List every line below containing "percent".

********************

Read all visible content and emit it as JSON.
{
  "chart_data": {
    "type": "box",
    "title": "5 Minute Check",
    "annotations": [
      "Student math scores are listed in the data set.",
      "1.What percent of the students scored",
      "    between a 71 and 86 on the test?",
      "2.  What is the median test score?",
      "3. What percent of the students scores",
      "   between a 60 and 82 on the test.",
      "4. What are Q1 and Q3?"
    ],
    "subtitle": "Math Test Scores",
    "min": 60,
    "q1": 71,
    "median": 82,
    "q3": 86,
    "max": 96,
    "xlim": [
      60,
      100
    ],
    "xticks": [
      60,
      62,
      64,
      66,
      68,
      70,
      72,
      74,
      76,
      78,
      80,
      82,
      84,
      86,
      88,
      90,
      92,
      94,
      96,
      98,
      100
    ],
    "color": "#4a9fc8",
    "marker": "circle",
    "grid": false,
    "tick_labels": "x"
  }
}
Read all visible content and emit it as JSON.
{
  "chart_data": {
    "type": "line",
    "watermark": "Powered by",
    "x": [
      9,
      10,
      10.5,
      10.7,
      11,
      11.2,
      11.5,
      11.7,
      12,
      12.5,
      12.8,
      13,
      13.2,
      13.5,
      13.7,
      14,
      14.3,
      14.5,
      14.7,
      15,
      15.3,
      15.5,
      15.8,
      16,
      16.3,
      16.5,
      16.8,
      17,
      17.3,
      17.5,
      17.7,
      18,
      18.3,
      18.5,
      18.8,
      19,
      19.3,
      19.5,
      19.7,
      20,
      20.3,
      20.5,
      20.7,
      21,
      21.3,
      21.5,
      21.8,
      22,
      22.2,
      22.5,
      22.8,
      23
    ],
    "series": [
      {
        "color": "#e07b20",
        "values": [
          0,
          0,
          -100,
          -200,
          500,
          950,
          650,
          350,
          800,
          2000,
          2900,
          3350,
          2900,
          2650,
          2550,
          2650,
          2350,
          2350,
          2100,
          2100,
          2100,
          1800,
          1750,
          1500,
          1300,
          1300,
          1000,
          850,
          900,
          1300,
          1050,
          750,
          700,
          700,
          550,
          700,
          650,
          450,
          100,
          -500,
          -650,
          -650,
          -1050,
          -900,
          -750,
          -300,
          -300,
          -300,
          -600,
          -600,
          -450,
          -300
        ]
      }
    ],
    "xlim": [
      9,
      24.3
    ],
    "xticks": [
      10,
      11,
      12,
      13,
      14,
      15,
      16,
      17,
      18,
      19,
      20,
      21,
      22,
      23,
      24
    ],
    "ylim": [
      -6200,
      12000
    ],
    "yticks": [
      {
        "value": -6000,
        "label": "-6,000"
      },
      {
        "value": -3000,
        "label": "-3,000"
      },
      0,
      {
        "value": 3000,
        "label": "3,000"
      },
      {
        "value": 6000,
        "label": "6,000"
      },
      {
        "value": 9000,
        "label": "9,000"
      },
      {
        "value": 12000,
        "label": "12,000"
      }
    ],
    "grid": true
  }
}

********************

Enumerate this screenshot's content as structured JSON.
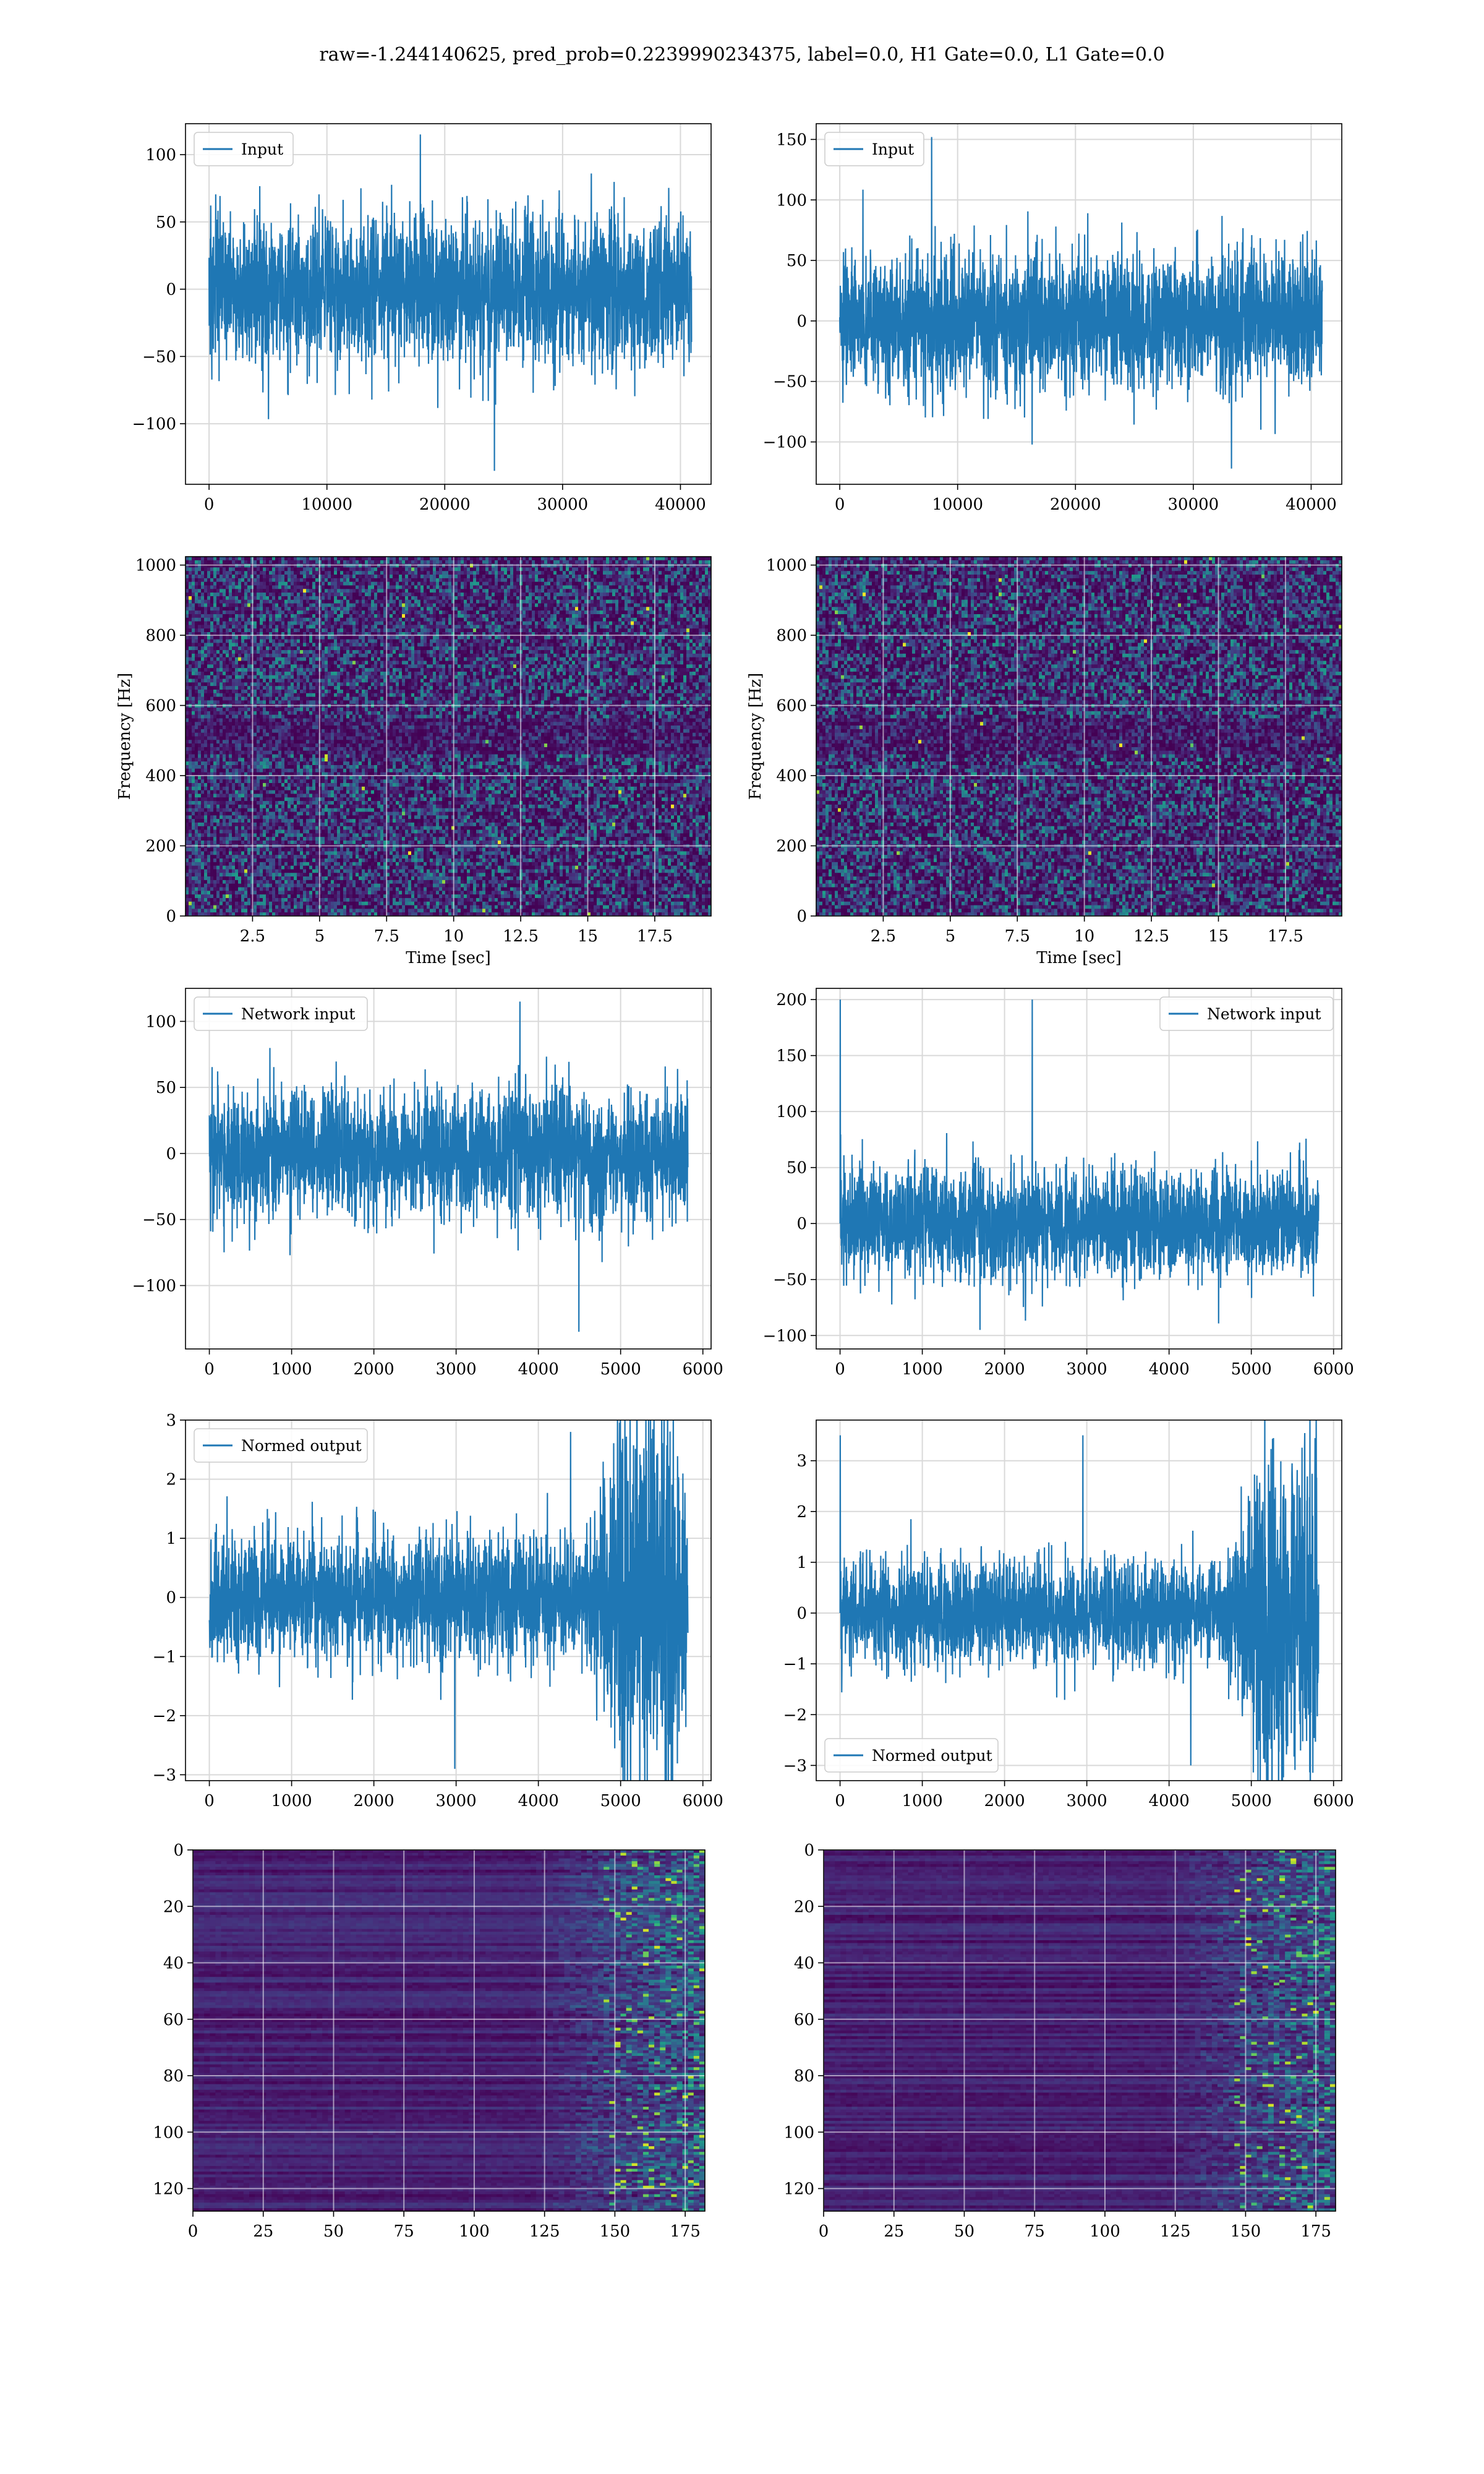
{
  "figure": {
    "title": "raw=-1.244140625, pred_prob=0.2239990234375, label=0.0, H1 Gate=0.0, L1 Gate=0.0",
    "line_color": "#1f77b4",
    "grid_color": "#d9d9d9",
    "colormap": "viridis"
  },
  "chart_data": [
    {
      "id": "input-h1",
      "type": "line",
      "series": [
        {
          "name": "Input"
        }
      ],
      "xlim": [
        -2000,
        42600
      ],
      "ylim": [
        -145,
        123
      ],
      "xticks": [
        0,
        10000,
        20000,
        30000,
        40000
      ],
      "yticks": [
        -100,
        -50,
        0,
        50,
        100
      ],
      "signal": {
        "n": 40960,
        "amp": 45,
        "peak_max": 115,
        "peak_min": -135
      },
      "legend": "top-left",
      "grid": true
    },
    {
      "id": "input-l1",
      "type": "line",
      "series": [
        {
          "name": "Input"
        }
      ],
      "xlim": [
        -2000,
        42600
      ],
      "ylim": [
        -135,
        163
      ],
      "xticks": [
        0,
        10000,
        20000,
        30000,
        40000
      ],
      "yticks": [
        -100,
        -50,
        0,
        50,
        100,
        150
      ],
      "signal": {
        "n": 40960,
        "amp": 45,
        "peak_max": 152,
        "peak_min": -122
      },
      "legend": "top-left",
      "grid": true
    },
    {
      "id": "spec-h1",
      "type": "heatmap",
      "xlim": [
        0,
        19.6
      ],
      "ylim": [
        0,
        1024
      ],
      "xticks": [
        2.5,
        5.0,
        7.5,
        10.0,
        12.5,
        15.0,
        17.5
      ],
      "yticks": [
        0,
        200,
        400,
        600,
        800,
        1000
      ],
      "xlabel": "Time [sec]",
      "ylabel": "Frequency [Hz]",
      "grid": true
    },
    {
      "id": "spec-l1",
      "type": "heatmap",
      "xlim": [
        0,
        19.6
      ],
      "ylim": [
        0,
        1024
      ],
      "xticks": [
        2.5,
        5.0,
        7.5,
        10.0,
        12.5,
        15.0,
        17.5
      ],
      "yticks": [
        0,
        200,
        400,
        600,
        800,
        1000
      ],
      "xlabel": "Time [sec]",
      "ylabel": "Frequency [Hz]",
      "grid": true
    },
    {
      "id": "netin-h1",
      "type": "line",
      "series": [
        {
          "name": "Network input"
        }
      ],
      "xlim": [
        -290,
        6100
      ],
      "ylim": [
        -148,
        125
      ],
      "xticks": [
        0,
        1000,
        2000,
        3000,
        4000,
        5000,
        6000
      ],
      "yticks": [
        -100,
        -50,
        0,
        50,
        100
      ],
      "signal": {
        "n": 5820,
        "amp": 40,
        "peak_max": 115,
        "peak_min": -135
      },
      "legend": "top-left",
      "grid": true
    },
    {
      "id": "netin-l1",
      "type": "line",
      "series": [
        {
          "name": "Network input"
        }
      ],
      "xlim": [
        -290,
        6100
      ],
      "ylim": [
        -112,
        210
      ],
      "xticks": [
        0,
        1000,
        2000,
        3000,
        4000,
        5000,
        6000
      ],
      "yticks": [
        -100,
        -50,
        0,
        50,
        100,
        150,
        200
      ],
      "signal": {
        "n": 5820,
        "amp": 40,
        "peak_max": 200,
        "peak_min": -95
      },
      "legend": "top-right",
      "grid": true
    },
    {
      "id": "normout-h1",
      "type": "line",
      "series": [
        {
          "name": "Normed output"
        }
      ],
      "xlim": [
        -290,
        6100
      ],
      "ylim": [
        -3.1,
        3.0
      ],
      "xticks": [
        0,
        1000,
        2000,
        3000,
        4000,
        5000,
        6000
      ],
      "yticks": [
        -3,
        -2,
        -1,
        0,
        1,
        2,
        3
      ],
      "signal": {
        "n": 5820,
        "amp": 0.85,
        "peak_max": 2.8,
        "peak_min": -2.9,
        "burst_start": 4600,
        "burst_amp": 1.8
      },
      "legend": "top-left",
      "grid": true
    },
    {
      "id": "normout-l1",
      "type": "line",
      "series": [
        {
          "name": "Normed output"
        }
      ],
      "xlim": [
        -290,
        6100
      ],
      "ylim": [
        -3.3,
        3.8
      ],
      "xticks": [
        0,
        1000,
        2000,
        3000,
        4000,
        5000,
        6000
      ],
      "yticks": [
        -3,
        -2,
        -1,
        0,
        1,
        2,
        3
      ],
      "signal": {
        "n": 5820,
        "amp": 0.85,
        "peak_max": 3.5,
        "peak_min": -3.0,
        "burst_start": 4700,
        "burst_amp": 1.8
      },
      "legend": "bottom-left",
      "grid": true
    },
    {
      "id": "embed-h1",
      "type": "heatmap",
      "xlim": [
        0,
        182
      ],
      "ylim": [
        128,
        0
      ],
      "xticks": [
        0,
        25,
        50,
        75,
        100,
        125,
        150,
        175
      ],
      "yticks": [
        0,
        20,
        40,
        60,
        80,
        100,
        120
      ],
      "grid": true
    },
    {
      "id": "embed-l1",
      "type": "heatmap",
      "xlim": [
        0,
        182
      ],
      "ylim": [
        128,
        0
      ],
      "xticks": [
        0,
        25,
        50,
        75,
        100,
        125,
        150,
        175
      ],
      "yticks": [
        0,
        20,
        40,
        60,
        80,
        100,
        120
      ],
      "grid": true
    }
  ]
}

********************

> [Answer for this exercise]:
      "1.What percent of the students scored",
      "3. What percent of the students scores",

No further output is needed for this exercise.